§ **To be done**
Set down every entry again word for word, please, but skip the pictures.

++++++

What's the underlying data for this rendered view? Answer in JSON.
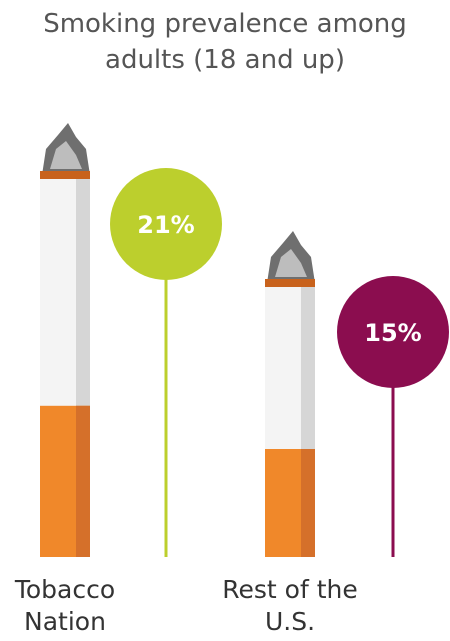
{
  "chart_data": {
    "type": "bar",
    "title": "Smoking prevalence among adults (18 and up)",
    "categories": [
      "Tobacco Nation",
      "Rest of the U.S."
    ],
    "values": [
      21,
      15
    ],
    "value_labels": [
      "21%",
      "15%"
    ],
    "colors": [
      "#bccf2d",
      "#8b0d4f"
    ]
  }
}
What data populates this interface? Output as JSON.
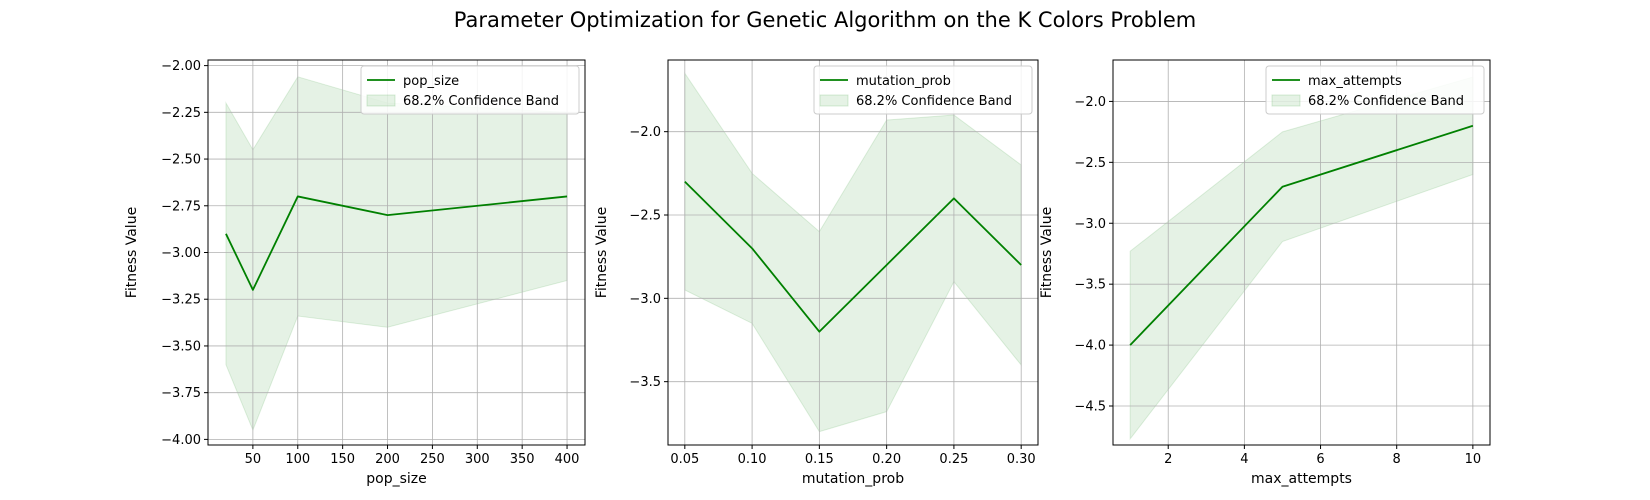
{
  "figure": {
    "title": "Parameter Optimization for Genetic Algorithm on the K Colors Problem"
  },
  "colors": {
    "line": "#008000",
    "band": "#008000",
    "grid": "#b0b0b0",
    "axis": "#000000"
  },
  "chart_data": [
    {
      "type": "line",
      "xlabel": "pop_size",
      "ylabel": "Fitness Value",
      "x": [
        20,
        50,
        100,
        200,
        400
      ],
      "series": [
        {
          "name": "pop_size",
          "values": [
            -2.9,
            -3.2,
            -2.7,
            -2.8,
            -2.7
          ],
          "lower": [
            -3.6,
            -3.95,
            -3.34,
            -3.4,
            -3.15
          ],
          "upper": [
            -2.2,
            -2.45,
            -2.06,
            -2.2,
            -2.25
          ]
        }
      ],
      "band_label": "68.2% Confidence Band",
      "xlim": [
        0,
        420
      ],
      "ylim": [
        -4.03,
        -1.97
      ],
      "xticks": [
        50,
        100,
        150,
        200,
        250,
        300,
        350,
        400
      ],
      "xtick_labels": [
        "50",
        "100",
        "150",
        "200",
        "250",
        "300",
        "350",
        "400"
      ],
      "yticks": [
        -4.0,
        -3.75,
        -3.5,
        -3.25,
        -3.0,
        -2.75,
        -2.5,
        -2.25,
        -2.0
      ],
      "ytick_labels": [
        "−4.00",
        "−3.75",
        "−3.50",
        "−3.25",
        "−3.00",
        "−2.75",
        "−2.50",
        "−2.25",
        "−2.00"
      ],
      "grid": true,
      "legend": "upper right"
    },
    {
      "type": "line",
      "xlabel": "mutation_prob",
      "ylabel": "Fitness Value",
      "x": [
        0.05,
        0.1,
        0.15,
        0.2,
        0.25,
        0.3
      ],
      "series": [
        {
          "name": "mutation_prob",
          "values": [
            -2.3,
            -2.7,
            -3.2,
            -2.8,
            -2.4,
            -2.8
          ],
          "lower": [
            -2.95,
            -3.15,
            -3.8,
            -3.68,
            -2.9,
            -3.4
          ],
          "upper": [
            -1.65,
            -2.25,
            -2.6,
            -1.93,
            -1.9,
            -2.2
          ]
        }
      ],
      "band_label": "68.2% Confidence Band",
      "xlim": [
        0.0375,
        0.3125
      ],
      "ylim": [
        -3.88,
        -1.57
      ],
      "xticks": [
        0.05,
        0.1,
        0.15,
        0.2,
        0.25,
        0.3
      ],
      "xtick_labels": [
        "0.05",
        "0.10",
        "0.15",
        "0.20",
        "0.25",
        "0.30"
      ],
      "yticks": [
        -3.5,
        -3.0,
        -2.5,
        -2.0
      ],
      "ytick_labels": [
        "−3.5",
        "−3.0",
        "−2.5",
        "−2.0"
      ],
      "grid": true,
      "legend": "upper right"
    },
    {
      "type": "line",
      "xlabel": "max_attempts",
      "ylabel": "Fitness Value",
      "x": [
        1,
        5,
        10
      ],
      "series": [
        {
          "name": "max_attempts",
          "values": [
            -4.0,
            -2.7,
            -2.2
          ],
          "lower": [
            -4.77,
            -3.15,
            -2.6
          ],
          "upper": [
            -3.23,
            -2.25,
            -1.8
          ]
        }
      ],
      "band_label": "68.2% Confidence Band",
      "xlim": [
        0.55,
        10.45
      ],
      "ylim": [
        -4.82,
        -1.66
      ],
      "xticks": [
        2,
        4,
        6,
        8,
        10
      ],
      "xtick_labels": [
        "2",
        "4",
        "6",
        "8",
        "10"
      ],
      "yticks": [
        -4.5,
        -4.0,
        -3.5,
        -3.0,
        -2.5,
        -2.0
      ],
      "ytick_labels": [
        "−4.5",
        "−4.0",
        "−3.5",
        "−3.0",
        "−2.5",
        "−2.0"
      ],
      "grid": true,
      "legend": "upper right"
    }
  ]
}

++++++

§ **Final result**
What's the underlying data for this rendered view? Answer in JSON.
{
  "chart_data": {
    "type": "bar",
    "title": "Smoking prevalence among adults (18 and up)",
    "categories": [
      "Tobacco Nation",
      "Rest of the U.S."
    ],
    "values": [
      21,
      15
    ],
    "value_labels": [
      "21%",
      "15%"
    ],
    "colors": [
      "#bccf2d",
      "#8b0d4f"
    ]
  }
}
What data populates this interface? Output as JSON.
{
  "figure": {
    "title": "Parameter Optimization for Genetic Algorithm on the K Colors Problem"
  },
  "colors": {
    "line": "#008000",
    "band": "#008000",
    "grid": "#b0b0b0",
    "axis": "#000000"
  },
  "chart_data": [
    {
      "type": "line",
      "xlabel": "pop_size",
      "ylabel": "Fitness Value",
      "x": [
        20,
        50,
        100,
        200,
        400
      ],
      "series": [
        {
          "name": "pop_size",
          "values": [
            -2.9,
            -3.2,
            -2.7,
            -2.8,
            -2.7
          ],
          "lower": [
            -3.6,
            -3.95,
            -3.34,
            -3.4,
            -3.15
          ],
          "upper": [
            -2.2,
            -2.45,
            -2.06,
            -2.2,
            -2.25
          ]
        }
      ],
      "band_label": "68.2% Confidence Band",
      "xlim": [
        0,
        420
      ],
      "ylim": [
        -4.03,
        -1.97
      ],
      "xticks": [
        50,
        100,
        150,
        200,
        250,
        300,
        350,
        400
      ],
      "xtick_labels": [
        "50",
        "100",
        "150",
        "200",
        "250",
        "300",
        "350",
        "400"
      ],
      "yticks": [
        -4.0,
        -3.75,
        -3.5,
        -3.25,
        -3.0,
        -2.75,
        -2.5,
        -2.25,
        -2.0
      ],
      "ytick_labels": [
        "−4.00",
        "−3.75",
        "−3.50",
        "−3.25",
        "−3.00",
        "−2.75",
        "−2.50",
        "−2.25",
        "−2.00"
      ],
      "grid": true,
      "legend": "upper right"
    },
    {
      "type": "line",
      "xlabel": "mutation_prob",
      "ylabel": "Fitness Value",
      "x": [
        0.05,
        0.1,
        0.15,
        0.2,
        0.25,
        0.3
      ],
      "series": [
        {
          "name": "mutation_prob",
          "values": [
            -2.3,
            -2.7,
            -3.2,
            -2.8,
            -2.4,
            -2.8
          ],
          "lower": [
            -2.95,
            -3.15,
            -3.8,
            -3.68,
            -2.9,
            -3.4
          ],
          "upper": [
            -1.65,
            -2.25,
            -2.6,
            -1.93,
            -1.9,
            -2.2
          ]
        }
      ],
      "band_label": "68.2% Confidence Band",
      "xlim": [
        0.0375,
        0.3125
      ],
      "ylim": [
        -3.88,
        -1.57
      ],
      "xticks": [
        0.05,
        0.1,
        0.15,
        0.2,
        0.25,
        0.3
      ],
      "xtick_labels": [
        "0.05",
        "0.10",
        "0.15",
        "0.20",
        "0.25",
        "0.30"
      ],
      "yticks": [
        -3.5,
        -3.0,
        -2.5,
        -2.0
      ],
      "ytick_labels": [
        "−3.5",
        "−3.0",
        "−2.5",
        "−2.0"
      ],
      "grid": true,
      "legend": "upper right"
    },
    {
      "type": "line",
      "xlabel": "max_attempts",
      "ylabel": "Fitness Value",
      "x": [
        1,
        5,
        10
      ],
      "series": [
        {
          "name": "max_attempts",
          "values": [
            -4.0,
            -2.7,
            -2.2
          ],
          "lower": [
            -4.77,
            -3.15,
            -2.6
          ],
          "upper": [
            -3.23,
            -2.25,
            -1.8
          ]
        }
      ],
      "band_label": "68.2% Confidence Band",
      "xlim": [
        0.55,
        10.45
      ],
      "ylim": [
        -4.82,
        -1.66
      ],
      "xticks": [
        2,
        4,
        6,
        8,
        10
      ],
      "xtick_labels": [
        "2",
        "4",
        "6",
        "8",
        "10"
      ],
      "yticks": [
        -4.5,
        -4.0,
        -3.5,
        -3.0,
        -2.5,
        -2.0
      ],
      "ytick_labels": [
        "−4.5",
        "−4.0",
        "−3.5",
        "−3.0",
        "−2.5",
        "−2.0"
      ],
      "grid": true,
      "legend": "upper right"
    }
  ]
}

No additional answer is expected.